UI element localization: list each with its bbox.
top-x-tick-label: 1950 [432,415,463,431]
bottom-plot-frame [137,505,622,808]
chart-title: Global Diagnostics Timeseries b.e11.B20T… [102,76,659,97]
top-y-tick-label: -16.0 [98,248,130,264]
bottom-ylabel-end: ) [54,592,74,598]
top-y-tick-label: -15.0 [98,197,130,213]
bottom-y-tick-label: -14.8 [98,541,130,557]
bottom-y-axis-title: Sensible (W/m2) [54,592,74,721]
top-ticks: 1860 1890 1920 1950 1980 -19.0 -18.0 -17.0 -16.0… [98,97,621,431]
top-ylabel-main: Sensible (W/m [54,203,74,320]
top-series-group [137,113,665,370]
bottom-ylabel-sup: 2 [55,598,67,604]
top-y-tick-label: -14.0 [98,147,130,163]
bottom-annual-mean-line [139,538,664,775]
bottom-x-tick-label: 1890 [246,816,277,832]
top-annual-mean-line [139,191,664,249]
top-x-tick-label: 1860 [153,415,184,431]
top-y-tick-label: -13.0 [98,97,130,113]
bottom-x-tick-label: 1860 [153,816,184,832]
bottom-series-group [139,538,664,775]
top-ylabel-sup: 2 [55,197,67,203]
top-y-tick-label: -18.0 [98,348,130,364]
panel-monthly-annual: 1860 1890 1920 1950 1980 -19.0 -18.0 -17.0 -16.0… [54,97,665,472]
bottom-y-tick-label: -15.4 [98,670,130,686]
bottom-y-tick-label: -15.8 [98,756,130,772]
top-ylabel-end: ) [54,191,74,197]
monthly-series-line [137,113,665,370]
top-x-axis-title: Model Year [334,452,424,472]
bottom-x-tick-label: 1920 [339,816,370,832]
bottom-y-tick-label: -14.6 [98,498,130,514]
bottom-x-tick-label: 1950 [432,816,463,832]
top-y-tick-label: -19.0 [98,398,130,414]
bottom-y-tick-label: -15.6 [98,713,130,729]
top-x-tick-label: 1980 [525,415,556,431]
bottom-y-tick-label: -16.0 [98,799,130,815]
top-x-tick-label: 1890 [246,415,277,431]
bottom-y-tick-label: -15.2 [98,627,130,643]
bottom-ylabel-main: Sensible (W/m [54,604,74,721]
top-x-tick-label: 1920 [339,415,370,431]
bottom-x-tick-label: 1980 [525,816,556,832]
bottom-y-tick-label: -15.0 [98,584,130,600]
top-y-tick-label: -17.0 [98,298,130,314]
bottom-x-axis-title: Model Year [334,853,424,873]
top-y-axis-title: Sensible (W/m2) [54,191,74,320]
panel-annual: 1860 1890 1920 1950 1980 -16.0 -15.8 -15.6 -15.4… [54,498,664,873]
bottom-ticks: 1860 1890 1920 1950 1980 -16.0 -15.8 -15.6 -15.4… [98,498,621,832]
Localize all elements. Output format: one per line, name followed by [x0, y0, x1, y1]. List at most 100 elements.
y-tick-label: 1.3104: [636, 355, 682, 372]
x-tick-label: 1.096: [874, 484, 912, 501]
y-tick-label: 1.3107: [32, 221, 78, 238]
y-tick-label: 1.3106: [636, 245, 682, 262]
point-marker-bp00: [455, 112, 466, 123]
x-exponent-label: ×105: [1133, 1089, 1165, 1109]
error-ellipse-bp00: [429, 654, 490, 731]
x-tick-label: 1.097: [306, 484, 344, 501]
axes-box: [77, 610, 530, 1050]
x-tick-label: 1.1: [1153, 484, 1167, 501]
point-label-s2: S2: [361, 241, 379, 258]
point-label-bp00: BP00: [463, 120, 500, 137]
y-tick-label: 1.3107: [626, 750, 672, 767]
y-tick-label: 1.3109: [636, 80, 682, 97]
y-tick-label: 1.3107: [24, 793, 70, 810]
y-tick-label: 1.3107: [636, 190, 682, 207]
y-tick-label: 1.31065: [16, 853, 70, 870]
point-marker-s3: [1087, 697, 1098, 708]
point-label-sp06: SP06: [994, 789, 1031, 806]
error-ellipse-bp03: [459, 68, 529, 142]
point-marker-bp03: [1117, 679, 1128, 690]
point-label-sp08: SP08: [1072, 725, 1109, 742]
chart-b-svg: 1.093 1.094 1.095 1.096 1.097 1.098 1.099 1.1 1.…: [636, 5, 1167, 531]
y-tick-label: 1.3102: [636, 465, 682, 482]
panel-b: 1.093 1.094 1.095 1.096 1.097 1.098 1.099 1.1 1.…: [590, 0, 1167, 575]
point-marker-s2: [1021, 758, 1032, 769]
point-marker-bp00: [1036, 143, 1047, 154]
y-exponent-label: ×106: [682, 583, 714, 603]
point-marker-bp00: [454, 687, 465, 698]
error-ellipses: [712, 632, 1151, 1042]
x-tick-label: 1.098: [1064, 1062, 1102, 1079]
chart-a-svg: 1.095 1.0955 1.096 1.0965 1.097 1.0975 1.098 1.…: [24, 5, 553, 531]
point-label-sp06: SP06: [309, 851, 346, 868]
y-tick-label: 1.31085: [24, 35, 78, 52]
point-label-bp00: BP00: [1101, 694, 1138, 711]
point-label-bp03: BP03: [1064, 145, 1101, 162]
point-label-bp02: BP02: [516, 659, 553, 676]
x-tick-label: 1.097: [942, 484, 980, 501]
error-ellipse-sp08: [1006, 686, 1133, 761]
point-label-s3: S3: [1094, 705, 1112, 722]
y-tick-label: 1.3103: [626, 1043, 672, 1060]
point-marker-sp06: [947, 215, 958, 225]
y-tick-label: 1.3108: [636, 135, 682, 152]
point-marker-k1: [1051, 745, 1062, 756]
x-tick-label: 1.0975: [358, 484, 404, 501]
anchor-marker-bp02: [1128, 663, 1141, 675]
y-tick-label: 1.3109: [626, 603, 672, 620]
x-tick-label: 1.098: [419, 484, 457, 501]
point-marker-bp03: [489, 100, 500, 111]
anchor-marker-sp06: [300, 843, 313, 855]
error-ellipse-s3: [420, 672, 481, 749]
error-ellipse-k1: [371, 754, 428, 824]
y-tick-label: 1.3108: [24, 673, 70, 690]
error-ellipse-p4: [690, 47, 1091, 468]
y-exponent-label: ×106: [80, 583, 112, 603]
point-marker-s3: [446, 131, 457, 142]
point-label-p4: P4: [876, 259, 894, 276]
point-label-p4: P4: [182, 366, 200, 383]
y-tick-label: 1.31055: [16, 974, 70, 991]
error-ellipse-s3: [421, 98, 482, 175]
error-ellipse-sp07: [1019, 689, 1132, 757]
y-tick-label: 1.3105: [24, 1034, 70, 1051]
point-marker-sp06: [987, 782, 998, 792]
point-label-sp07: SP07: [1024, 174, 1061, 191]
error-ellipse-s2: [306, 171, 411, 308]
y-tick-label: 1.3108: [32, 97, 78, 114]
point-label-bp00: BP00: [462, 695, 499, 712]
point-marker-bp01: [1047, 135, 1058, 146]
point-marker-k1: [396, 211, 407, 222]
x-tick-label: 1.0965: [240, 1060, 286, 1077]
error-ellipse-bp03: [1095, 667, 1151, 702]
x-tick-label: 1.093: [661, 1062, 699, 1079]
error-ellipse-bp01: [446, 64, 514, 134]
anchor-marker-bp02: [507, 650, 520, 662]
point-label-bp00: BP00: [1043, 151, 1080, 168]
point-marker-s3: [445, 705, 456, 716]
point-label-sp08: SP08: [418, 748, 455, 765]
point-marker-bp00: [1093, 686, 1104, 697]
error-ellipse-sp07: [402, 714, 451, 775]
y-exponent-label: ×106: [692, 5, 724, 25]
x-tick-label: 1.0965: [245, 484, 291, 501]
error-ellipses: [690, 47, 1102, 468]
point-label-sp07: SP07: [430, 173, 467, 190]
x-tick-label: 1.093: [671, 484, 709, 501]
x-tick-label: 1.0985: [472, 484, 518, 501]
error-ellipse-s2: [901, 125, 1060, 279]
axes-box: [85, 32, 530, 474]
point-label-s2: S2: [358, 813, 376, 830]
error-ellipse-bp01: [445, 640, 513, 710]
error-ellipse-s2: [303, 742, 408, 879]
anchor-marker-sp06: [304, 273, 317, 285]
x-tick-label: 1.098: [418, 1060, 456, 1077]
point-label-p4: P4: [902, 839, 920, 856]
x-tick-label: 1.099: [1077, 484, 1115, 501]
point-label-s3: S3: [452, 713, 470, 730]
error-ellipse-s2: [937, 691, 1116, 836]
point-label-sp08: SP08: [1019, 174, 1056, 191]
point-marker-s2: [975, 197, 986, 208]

● **Exercise prompt**
Identify each line in the data that contains the string "mean", treating uppercase and lowercase as different.

● **Response**
bottom-annual-mean-line [139,538,664,775]
top-annual-mean-line [139,191,664,249]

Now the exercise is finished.